Stored entries:
>> START

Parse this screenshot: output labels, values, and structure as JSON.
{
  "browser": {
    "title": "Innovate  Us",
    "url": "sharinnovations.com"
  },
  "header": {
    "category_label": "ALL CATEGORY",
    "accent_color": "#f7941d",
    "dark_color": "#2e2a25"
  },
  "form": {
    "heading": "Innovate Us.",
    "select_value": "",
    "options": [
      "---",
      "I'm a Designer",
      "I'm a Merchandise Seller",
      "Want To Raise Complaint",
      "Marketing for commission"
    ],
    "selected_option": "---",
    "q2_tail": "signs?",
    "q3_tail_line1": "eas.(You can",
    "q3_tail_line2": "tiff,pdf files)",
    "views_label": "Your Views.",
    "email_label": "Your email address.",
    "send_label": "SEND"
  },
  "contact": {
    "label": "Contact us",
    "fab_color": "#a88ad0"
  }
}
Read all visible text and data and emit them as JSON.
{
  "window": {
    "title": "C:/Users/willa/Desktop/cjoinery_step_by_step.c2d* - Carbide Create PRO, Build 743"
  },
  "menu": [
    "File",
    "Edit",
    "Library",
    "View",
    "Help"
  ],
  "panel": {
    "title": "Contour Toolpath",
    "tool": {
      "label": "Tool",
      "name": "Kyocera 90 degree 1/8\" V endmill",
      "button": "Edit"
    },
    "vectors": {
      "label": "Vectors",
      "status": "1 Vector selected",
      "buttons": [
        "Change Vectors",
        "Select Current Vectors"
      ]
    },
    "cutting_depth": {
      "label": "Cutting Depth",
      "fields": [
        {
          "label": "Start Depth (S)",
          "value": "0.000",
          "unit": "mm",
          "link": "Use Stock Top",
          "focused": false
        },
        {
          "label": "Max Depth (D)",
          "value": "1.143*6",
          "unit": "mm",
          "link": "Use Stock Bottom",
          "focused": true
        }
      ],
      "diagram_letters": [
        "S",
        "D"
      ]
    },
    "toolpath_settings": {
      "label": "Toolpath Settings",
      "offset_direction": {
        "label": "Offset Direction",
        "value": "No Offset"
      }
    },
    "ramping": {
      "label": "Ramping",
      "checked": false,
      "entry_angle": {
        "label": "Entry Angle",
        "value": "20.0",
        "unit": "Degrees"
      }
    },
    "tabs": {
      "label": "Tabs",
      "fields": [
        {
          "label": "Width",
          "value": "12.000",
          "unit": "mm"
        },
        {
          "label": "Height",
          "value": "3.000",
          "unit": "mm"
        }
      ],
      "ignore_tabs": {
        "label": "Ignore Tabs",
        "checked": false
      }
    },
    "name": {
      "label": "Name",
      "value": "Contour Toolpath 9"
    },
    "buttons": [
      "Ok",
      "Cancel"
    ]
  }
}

>> END

THE PROBLEM:
Return every line containing "JSON".

SOLUTION:
Parse this screenshot: output labels, values, and structure as JSON.
Read all visible text and data and emit them as JSON.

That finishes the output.